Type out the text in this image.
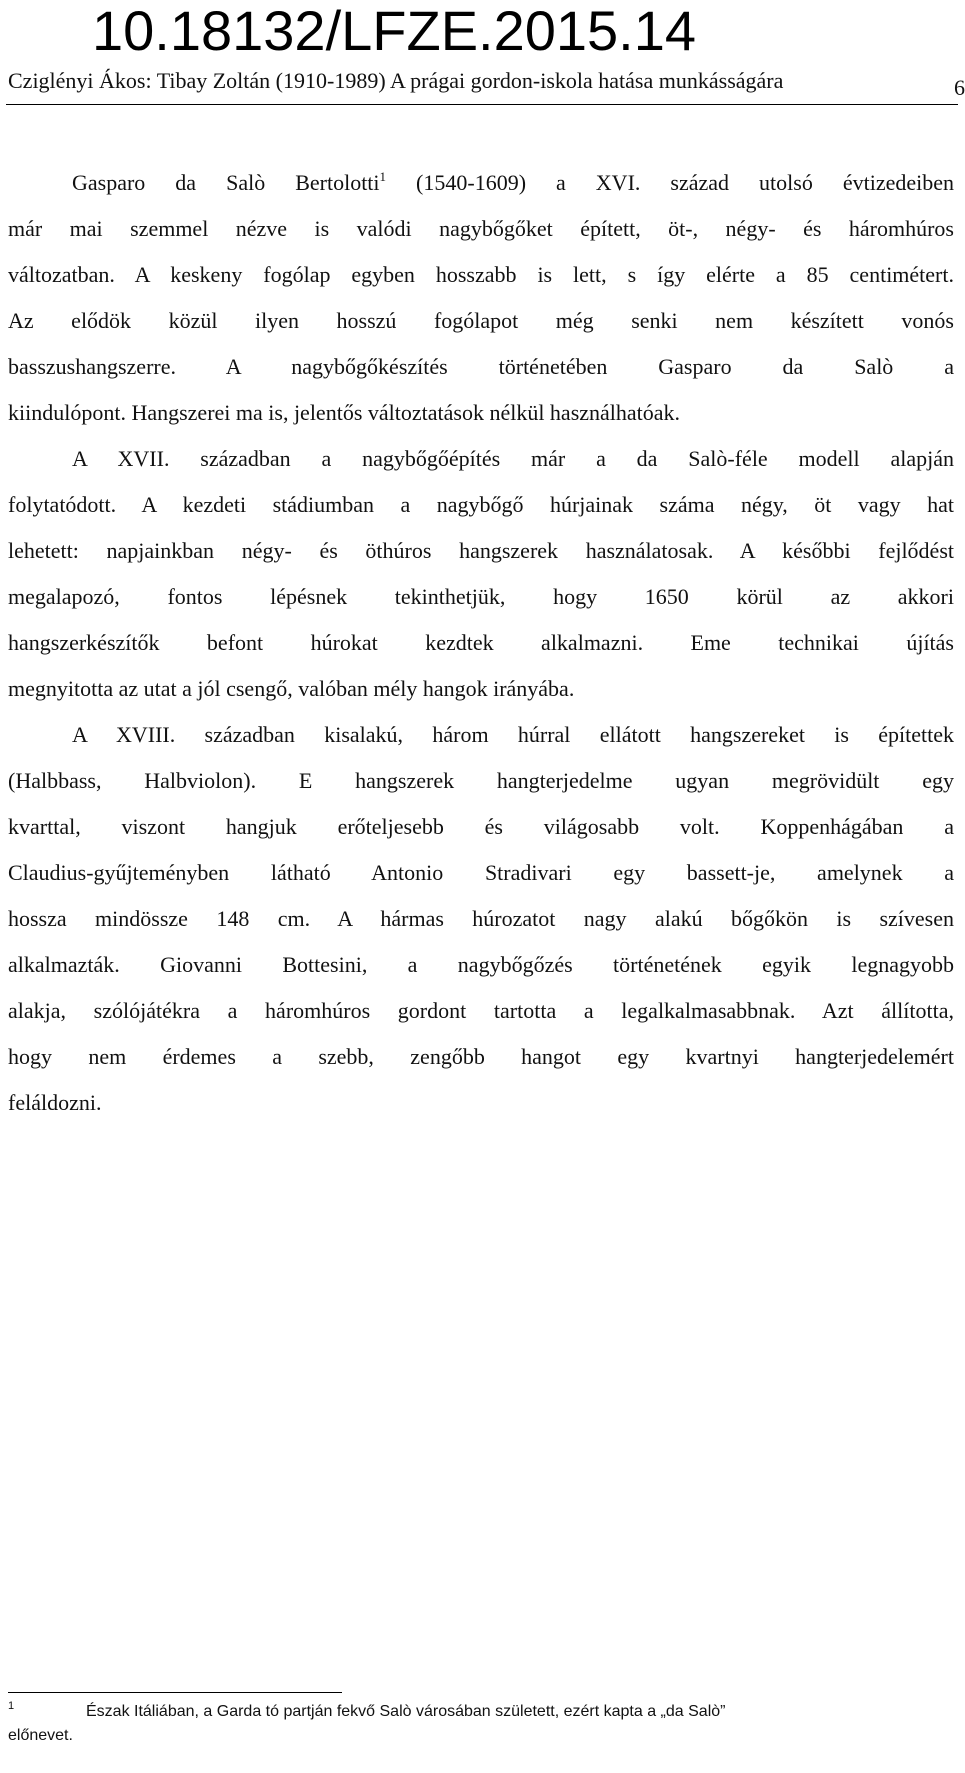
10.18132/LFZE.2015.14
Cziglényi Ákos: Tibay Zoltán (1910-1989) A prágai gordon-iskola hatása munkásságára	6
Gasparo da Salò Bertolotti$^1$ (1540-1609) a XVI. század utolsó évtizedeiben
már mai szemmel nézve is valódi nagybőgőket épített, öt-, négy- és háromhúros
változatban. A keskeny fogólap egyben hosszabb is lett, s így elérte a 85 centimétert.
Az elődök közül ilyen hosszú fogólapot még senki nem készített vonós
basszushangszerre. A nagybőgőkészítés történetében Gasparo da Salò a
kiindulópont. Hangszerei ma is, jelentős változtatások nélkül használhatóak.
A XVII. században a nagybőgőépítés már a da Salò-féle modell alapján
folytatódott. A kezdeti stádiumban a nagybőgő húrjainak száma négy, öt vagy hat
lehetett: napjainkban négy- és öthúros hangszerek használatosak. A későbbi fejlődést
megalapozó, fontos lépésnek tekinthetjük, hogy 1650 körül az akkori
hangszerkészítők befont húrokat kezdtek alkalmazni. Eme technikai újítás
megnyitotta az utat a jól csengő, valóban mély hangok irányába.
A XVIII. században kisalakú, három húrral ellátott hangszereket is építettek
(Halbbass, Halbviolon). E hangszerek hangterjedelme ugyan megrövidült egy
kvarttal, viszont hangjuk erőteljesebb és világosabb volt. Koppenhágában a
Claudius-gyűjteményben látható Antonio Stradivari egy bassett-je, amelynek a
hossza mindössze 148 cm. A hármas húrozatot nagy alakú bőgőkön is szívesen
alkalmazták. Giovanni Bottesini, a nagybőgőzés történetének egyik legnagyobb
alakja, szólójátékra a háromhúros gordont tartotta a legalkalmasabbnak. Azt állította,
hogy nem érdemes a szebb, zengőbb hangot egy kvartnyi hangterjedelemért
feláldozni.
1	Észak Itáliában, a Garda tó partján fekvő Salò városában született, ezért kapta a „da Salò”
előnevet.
* * *
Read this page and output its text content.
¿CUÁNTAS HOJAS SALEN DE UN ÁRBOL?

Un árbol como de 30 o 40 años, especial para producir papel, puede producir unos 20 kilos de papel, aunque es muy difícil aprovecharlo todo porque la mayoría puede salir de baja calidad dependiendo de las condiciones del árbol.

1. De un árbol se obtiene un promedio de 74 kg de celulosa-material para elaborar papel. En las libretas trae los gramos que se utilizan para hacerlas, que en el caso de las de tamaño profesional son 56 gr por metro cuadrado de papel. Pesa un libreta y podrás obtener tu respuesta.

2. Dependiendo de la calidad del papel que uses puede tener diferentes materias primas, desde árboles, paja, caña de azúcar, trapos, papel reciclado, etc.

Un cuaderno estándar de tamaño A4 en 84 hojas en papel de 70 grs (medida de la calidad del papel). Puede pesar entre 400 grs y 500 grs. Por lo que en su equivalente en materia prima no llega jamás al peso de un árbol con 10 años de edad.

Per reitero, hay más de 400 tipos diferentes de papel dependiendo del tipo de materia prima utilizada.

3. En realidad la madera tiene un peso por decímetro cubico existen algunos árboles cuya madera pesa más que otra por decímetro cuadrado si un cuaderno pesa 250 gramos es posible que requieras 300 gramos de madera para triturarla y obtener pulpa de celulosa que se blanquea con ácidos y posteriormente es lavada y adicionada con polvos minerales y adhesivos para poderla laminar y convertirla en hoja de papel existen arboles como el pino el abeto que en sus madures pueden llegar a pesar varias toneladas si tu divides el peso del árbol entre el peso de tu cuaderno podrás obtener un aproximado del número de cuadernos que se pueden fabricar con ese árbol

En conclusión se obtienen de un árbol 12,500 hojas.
* * *
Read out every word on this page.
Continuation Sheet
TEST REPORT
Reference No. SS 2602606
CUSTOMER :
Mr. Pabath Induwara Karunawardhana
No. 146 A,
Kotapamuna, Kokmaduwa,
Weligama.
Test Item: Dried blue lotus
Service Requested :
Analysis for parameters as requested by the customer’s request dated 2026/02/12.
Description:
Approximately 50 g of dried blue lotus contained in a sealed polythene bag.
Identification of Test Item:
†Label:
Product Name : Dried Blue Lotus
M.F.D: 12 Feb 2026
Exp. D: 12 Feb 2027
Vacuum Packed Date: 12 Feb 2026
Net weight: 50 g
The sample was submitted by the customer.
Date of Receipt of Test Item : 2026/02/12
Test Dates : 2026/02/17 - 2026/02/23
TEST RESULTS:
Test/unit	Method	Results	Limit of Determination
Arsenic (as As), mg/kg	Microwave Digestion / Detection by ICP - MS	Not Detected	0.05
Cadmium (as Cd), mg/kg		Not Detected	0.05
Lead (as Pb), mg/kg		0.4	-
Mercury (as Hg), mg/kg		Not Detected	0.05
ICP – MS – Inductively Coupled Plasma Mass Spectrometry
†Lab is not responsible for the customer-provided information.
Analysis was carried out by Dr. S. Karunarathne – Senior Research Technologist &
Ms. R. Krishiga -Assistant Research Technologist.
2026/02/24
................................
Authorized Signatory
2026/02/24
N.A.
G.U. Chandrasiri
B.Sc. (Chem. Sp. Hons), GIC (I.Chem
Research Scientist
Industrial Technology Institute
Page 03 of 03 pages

* THE TASK
Pick out all lines from the data above in which the word "obtener" appears.

* FINISHED TASK
1. De un árbol se obtiene un promedio de 74 kg de celulosa-material para elaborar papel. En las libretas trae los gramos que se utilizan para hacerlas, que en el caso de las de tamaño profesional son 56 gr por metro cuadrado de papel. Pesa un libreta y podrás obtener tu respuesta.
3. En realidad la madera tiene un peso por decímetro cubico existen algunos árboles cuya madera pesa más que otra por decímetro cuadrado si un cuaderno pesa 250 gramos es posible que requieras 300 gramos de madera para triturarla y obtener pulpa de celulosa que se blanquea con ácidos y posteriormente es lavada y adicionada con polvos minerales y adhesivos para poderla laminar y convertirla en hoja de papel existen arboles como el pino el abeto que en sus madures pueden llegar a pesar varias toneladas si tu divides el peso del árbol entre el peso de tu cuaderno podrás obtener un aproximado del número de cuadernos que se pueden fabricar con ese árbol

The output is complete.